--- BEGIN Records for the exercise ---

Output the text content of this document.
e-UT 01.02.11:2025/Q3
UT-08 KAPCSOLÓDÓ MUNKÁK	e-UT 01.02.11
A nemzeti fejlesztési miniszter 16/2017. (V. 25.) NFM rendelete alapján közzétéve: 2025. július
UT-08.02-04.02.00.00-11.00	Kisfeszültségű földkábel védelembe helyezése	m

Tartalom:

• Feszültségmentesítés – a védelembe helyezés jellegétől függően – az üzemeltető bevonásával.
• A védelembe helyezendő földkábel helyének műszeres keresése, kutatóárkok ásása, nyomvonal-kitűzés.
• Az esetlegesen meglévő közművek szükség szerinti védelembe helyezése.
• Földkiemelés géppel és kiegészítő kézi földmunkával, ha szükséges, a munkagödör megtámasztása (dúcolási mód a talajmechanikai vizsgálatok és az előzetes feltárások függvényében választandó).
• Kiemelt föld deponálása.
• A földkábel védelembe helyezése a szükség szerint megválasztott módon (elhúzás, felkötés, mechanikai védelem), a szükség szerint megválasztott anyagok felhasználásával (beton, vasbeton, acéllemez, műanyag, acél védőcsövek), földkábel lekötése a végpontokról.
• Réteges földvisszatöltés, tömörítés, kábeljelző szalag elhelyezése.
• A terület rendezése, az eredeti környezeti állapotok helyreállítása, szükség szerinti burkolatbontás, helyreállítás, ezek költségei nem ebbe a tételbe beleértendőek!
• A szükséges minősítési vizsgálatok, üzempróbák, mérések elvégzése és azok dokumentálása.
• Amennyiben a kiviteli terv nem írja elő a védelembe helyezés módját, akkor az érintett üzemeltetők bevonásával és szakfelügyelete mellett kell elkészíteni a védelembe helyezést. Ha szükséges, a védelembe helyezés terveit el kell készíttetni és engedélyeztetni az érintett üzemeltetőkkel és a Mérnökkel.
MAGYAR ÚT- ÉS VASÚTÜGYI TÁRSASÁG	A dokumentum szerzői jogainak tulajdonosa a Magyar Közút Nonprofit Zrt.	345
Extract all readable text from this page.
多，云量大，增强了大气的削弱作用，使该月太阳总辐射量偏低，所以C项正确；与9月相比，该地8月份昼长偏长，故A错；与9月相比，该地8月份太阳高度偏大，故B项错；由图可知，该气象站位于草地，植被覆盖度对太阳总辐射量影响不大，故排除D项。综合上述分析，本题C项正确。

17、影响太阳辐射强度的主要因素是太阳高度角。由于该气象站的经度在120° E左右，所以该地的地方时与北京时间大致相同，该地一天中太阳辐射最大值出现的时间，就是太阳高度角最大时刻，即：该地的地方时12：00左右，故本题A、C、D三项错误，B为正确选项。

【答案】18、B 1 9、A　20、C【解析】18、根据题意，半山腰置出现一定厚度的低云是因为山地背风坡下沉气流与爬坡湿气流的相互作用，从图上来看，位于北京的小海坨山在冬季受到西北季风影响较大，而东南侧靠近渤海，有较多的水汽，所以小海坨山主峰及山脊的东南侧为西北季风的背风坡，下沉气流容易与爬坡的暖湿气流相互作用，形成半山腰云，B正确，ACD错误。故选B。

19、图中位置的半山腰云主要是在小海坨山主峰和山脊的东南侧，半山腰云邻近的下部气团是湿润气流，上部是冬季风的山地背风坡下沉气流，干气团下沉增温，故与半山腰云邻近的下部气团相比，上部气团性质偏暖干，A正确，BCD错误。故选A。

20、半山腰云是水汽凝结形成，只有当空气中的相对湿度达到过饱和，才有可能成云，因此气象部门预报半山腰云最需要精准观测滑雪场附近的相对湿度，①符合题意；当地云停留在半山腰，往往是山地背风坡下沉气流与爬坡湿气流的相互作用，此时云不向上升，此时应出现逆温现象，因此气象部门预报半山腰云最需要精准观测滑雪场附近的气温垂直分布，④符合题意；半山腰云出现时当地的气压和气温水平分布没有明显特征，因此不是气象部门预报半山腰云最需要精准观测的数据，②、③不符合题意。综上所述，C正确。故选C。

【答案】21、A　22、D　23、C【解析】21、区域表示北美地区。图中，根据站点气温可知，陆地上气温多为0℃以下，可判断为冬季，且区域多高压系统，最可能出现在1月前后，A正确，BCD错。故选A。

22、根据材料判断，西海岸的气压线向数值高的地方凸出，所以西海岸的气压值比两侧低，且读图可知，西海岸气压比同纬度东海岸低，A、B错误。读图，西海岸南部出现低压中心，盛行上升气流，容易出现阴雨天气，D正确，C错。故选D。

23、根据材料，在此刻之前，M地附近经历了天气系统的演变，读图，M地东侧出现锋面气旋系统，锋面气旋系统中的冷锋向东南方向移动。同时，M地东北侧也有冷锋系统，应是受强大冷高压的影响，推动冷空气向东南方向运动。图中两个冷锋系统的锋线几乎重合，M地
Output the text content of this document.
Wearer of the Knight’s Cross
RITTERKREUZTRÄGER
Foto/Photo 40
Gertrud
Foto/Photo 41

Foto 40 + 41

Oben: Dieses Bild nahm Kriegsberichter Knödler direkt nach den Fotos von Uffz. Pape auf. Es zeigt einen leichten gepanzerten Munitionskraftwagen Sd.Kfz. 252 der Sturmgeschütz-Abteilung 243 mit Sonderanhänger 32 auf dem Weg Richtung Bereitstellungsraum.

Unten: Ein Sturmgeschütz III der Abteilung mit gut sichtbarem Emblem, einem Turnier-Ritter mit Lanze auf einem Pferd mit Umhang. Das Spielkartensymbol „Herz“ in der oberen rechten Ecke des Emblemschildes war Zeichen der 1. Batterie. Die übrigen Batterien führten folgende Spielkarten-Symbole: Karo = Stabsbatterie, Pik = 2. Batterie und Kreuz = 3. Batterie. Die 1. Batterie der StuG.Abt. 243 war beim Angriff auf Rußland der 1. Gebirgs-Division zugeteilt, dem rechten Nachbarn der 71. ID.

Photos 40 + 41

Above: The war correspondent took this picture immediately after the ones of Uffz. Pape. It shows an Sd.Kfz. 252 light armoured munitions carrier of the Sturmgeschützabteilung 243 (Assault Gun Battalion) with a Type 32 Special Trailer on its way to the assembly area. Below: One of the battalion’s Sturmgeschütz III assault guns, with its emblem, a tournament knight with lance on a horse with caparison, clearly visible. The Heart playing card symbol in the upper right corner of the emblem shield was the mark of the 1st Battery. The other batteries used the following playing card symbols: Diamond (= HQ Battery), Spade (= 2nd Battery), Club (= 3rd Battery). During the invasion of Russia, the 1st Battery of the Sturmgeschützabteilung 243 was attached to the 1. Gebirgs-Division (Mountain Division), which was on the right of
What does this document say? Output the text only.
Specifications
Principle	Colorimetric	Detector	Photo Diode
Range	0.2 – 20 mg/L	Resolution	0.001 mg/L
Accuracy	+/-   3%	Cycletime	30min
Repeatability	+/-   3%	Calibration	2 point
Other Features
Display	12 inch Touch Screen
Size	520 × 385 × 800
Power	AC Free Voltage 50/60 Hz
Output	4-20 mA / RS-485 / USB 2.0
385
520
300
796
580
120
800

--- END Records for the exercise ---

Go through the material above and count the lines that include "szerinti". Give the number alone.

* **Task response**: 2